- Required task -
How many lines of the data include the string "Deployment"? State the number and nothing else.

-- Start --

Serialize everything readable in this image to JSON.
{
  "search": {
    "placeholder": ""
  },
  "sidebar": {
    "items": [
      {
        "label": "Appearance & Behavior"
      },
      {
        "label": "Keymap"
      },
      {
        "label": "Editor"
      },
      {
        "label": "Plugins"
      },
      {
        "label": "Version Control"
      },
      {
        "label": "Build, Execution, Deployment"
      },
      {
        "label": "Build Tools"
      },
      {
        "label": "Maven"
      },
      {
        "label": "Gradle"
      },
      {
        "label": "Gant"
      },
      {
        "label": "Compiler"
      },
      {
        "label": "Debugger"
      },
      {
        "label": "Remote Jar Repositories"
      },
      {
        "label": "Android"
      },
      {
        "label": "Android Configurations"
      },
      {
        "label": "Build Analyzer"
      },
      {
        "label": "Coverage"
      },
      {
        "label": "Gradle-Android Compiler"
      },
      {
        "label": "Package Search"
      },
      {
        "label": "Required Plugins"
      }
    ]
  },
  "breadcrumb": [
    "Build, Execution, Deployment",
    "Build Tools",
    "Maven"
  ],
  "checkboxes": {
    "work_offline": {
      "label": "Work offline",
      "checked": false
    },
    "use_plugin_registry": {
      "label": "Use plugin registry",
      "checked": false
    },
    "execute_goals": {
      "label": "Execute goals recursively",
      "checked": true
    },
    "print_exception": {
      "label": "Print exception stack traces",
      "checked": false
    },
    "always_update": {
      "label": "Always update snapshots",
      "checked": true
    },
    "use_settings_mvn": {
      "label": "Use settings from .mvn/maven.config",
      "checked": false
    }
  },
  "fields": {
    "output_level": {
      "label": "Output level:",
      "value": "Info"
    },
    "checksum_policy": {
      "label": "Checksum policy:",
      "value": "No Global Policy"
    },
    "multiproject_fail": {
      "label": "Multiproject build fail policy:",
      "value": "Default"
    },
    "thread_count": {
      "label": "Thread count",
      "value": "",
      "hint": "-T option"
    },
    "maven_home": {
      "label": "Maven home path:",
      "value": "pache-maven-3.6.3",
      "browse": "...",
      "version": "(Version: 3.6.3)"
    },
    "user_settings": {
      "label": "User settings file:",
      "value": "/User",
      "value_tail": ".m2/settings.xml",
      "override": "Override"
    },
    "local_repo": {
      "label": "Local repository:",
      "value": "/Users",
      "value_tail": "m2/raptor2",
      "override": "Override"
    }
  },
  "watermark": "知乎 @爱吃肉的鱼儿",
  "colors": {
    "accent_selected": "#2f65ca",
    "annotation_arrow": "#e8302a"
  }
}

-- End --

- Task response -
2